§ Stated problem: Copy, in full, each line of the material that holds the word "kahalagahan".

★ ★ ★

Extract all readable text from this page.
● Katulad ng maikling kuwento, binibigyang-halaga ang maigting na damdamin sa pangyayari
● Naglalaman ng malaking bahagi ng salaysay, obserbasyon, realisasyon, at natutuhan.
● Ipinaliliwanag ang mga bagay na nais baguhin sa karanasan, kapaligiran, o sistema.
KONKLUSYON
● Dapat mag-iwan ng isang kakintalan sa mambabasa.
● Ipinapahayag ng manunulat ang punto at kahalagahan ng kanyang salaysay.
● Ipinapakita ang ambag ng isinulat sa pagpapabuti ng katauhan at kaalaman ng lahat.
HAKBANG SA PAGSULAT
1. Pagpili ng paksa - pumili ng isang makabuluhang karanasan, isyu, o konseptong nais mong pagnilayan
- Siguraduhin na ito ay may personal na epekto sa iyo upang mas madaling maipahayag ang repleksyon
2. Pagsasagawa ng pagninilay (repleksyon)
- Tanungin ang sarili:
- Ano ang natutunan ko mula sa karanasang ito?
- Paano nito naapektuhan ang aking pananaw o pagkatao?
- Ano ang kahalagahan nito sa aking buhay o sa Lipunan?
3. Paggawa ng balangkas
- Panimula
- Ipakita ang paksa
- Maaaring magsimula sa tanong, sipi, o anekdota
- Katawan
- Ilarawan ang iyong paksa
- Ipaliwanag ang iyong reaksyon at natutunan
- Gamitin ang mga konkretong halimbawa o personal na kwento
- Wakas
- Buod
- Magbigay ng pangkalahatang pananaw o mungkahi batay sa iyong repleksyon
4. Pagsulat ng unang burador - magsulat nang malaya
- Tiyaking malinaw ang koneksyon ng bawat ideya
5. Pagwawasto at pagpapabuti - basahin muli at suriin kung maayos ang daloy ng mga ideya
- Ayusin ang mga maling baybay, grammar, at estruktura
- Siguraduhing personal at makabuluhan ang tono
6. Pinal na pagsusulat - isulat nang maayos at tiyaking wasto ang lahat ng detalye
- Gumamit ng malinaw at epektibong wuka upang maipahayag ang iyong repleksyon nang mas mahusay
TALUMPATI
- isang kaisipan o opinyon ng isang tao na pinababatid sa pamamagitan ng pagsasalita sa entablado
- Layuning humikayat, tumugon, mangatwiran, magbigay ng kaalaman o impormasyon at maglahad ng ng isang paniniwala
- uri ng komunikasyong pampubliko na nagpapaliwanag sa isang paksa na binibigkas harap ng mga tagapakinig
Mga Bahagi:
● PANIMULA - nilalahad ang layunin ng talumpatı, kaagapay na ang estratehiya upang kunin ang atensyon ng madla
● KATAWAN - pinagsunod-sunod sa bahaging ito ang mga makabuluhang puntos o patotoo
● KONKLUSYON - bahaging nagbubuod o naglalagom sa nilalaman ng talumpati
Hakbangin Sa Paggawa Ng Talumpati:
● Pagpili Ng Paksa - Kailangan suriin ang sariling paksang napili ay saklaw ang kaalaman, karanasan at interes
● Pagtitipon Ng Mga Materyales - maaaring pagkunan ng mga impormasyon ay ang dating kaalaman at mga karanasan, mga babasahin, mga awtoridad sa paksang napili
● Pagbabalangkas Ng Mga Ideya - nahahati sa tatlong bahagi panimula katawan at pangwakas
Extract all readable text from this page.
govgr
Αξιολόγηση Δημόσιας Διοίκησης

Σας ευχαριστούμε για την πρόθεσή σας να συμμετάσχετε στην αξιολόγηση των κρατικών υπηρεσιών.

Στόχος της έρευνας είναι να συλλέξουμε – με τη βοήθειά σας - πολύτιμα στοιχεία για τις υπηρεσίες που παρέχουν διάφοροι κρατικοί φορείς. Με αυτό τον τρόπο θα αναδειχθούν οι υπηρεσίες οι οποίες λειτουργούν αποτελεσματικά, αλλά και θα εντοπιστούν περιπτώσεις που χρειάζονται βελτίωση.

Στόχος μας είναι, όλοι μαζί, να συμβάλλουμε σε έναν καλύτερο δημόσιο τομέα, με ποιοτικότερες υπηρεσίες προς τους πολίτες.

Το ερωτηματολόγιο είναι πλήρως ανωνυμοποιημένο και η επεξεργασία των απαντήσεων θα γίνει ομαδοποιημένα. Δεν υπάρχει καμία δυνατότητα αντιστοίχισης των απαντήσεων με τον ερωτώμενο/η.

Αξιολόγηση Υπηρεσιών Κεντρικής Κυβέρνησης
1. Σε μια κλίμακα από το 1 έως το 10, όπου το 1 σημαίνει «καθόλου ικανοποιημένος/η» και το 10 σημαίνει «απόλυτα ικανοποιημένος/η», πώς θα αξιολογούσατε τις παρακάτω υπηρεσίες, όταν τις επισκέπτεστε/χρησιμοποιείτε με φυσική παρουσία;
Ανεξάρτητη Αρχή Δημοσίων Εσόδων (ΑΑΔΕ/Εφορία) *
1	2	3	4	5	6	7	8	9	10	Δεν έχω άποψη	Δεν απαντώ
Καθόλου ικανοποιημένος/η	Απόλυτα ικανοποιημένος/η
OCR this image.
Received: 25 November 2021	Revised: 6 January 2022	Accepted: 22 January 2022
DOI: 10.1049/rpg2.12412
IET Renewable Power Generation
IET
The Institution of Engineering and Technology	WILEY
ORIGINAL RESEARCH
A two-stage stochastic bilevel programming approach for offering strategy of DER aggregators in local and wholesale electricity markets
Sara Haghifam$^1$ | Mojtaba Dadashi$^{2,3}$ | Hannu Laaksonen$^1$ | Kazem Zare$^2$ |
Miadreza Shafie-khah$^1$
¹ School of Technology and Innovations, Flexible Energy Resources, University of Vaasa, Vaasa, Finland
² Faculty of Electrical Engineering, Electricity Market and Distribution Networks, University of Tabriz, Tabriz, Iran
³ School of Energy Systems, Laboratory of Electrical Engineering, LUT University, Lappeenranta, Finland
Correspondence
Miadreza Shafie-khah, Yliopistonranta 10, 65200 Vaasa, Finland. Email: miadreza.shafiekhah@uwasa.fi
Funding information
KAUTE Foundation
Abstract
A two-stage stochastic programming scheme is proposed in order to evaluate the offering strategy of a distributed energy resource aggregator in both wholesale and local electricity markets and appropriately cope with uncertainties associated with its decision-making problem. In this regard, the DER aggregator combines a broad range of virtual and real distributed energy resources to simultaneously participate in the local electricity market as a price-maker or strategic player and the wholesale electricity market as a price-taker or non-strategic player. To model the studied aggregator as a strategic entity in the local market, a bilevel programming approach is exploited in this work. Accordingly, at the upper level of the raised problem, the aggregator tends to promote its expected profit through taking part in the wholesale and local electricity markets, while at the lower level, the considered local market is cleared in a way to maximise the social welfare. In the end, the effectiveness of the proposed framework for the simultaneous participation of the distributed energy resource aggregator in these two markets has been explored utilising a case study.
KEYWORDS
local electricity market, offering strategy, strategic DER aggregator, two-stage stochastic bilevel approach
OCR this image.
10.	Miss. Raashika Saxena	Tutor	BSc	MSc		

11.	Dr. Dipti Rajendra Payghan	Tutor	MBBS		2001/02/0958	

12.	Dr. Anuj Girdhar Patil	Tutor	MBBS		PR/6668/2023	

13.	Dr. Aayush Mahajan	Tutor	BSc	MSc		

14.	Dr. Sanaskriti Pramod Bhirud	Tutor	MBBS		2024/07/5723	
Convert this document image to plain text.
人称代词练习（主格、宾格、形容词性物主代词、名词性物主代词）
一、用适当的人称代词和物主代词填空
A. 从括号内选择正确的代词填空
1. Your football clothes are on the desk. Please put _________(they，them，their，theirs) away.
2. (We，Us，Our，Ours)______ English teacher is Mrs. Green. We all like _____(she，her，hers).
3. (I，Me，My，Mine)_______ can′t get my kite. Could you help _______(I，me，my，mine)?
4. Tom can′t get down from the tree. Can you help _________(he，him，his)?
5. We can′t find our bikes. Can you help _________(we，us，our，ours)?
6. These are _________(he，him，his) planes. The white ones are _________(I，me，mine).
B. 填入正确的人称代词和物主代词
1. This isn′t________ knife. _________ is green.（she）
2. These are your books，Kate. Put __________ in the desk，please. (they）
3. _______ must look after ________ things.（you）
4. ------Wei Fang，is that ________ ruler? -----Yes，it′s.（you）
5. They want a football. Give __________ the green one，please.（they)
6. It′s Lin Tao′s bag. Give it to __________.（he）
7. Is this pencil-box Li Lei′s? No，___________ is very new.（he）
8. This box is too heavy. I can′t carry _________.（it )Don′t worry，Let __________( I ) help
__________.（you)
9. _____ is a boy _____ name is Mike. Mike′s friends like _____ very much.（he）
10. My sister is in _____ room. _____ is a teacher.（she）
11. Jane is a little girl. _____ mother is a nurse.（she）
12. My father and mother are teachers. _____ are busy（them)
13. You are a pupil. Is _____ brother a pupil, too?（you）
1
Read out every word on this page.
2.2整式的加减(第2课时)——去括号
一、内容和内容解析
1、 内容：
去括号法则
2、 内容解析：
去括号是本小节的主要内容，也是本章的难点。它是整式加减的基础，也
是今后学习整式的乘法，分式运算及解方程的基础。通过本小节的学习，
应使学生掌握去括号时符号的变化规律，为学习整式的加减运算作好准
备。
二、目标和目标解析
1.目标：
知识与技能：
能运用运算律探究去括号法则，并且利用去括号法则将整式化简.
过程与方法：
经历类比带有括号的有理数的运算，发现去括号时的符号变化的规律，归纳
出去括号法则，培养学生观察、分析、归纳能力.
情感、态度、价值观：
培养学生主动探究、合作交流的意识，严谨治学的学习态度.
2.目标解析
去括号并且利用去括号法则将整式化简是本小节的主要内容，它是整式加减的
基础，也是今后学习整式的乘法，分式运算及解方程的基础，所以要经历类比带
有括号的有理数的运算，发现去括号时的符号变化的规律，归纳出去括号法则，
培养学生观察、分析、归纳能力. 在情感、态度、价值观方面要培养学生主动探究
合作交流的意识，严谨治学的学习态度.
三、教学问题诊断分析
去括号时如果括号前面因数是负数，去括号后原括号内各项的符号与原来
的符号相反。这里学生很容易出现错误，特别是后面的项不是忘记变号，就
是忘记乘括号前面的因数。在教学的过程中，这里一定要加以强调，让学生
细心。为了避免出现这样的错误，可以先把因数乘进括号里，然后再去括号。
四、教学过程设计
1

★ ★ ★

§ Result below:
● Ipinapahayag ng manunulat ang punto at kahalagahan ng kanyang salaysay.
- Ano ang kahalagahan nito sa aking buhay o sa Lipunan?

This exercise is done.